### The request
Repeat the data word for word. Do not include the pictures.

### Given data
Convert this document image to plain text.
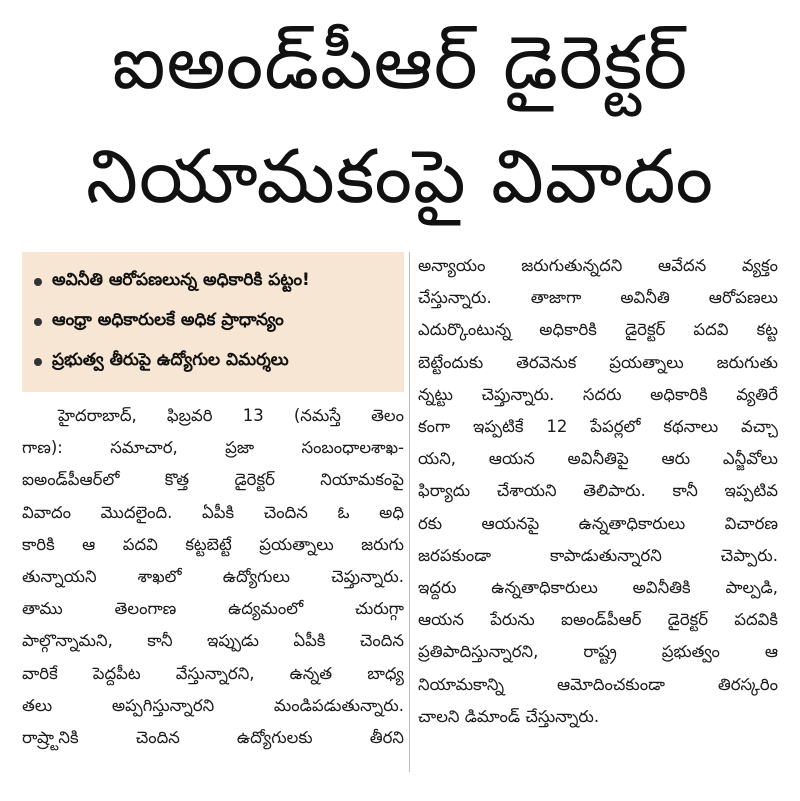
ఐఅండ్‌పీఆర్‌ డైరెక్టర్‌
నియామకంపై వివాదం
అవినీతి ఆరోపణలున్న అధికారికి పట్టం!
ఆంధ్రా అధికారులకే అధిక ప్రాధాన్యం
ప్రభుత్వ తీరుపై ఉద్యోగుల విమర్శలు
హైదరాబాద్‌, ఫిబ్రవరి 13 (నమస్తే తెలం
గాణ): సమాచార, ప్రజా సంబంధాలశాఖ-
ఐఅండ్‌పీఆర్‌లో కొత్త డైరెక్టర్‌ నియామకంపై
వివాదం మొదలైంది. ఏపీకి చెందిన ఓ అధి
కారికి ఆ పదవి కట్టబెట్టే ప్రయత్నాలు జరుగు
తున్నాయని శాఖలో ఉద్యోగులు చెప్తున్నారు.
తాము తెలంగాణ ఉద్యమంలో చురుగ్గా
పాల్గొన్నామని, కానీ ఇప్పుడు ఏపీకి చెందిన
వారికే పెద్దపీట వేస్తున్నారని, ఉన్నత బాధ్య
తలు అప్పగిస్తున్నారని మండిపడుతున్నారు.
రాష్ర్టానికి చెందిన ఉద్యోగులకు తీరని
అన్యాయం జరుగుతున్నదని ఆవేదన వ్యక్తం
చేస్తున్నారు. తాజాగా అవినీతి ఆరోపణలు
ఎదుర్కొంటున్న అధికారికి డైరెక్టర్‌ పదవి కట్ట
బెట్టేందుకు తెరవెనుక ప్రయత్నాలు జరుగుతు
న్నట్టు చెప్తున్నారు. సదరు అధికారికి వ్యతిరే
కంగా ఇప్పటికే 12 పేపర్లలో కథనాలు వచ్చా
యని, ఆయన అవినీతిపై ఆరు ఎన్జీవోలు
ఫిర్యాదు చేశాయని తెలిపారు. కానీ ఇప్పటివ
రకు ఆయనపై ఉన్నతాధికారులు విచారణ
జరపకుండా కాపాడుతున్నారని చెప్పారు.
ఇద్దరు ఉన్నతాధికారులు అవినీతికి పాల్పడి,
ఆయన పేరును ఐఅండ్‌పీఆర్‌ డైరెక్టర్‌ పదవికి
ప్రతిపాదిస్తున్నారని, రాష్ట్ర ప్రభుత్వం ఆ
నియామకాన్ని ఆమోదించకుండా తిరస్కరిం
చాలని డిమాండ్‌ చేస్తున్నారు.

### Exercise result
Convert this document image to plain text.
ఐఅండ్‌పీఆర్‌ డైరెక్టర్‌
నియామకంపై వివాదం
అవినీతి ఆరోపణలున్న అధికారికి పట్టం!
ఆంధ్రా అధికారులకే అధిక ప్రాధాన్యం
ప్రభుత్వ తీరుపై ఉద్యోగుల విమర్శలు
హైదరాబాద్‌, ఫిబ్రవరి 13 (నమస్తే తెలం
గాణ): సమాచార, ప్రజా సంబంధాలశాఖ-
ఐఅండ్‌పీఆర్‌లో కొత్త డైరెక్టర్‌ నియామకంపై
వివాదం మొదలైంది. ఏపీకి చెందిన ఓ అధి
కారికి ఆ పదవి కట్టబెట్టే ప్రయత్నాలు జరుగు
తున్నాయని శాఖలో ఉద్యోగులు చెప్తున్నారు.
తాము తెలంగాణ ఉద్యమంలో చురుగ్గా
పాల్గొన్నామని, కానీ ఇప్పుడు ఏపీకి చెందిన
వారికే పెద్దపీట వేస్తున్నారని, ఉన్నత బాధ్య
తలు అప్పగిస్తున్నారని మండిపడుతున్నారు.
రాష్ర్టానికి చెందిన ఉద్యోగులకు తీరని
అన్యాయం జరుగుతున్నదని ఆవేదన వ్యక్తం
చేస్తున్నారు. తాజాగా అవినీతి ఆరోపణలు
ఎదుర్కొంటున్న అధికారికి డైరెక్టర్‌ పదవి కట్ట
బెట్టేందుకు తెరవెనుక ప్రయత్నాలు జరుగుతు
న్నట్టు చెప్తున్నారు. సదరు అధికారికి వ్యతిరే
కంగా ఇప్పటికే 12 పేపర్లలో కథనాలు వచ్చా
యని, ఆయన అవినీతిపై ఆరు ఎన్జీవోలు
ఫిర్యాదు చేశాయని తెలిపారు. కానీ ఇప్పటివ
రకు ఆయనపై ఉన్నతాధికారులు విచారణ
జరపకుండా కాపాడుతున్నారని చెప్పారు.
ఇద్దరు ఉన్నతాధికారులు అవినీతికి పాల్పడి,
ఆయన పేరును ఐఅండ్‌పీఆర్‌ డైరెక్టర్‌ పదవికి
ప్రతిపాదిస్తున్నారని, రాష్ట్ర ప్రభుత్వం ఆ
నియామకాన్ని ఆమోదించకుండా తిరస్కరిం
చాలని డిమాండ్‌ చేస్తున్నారు.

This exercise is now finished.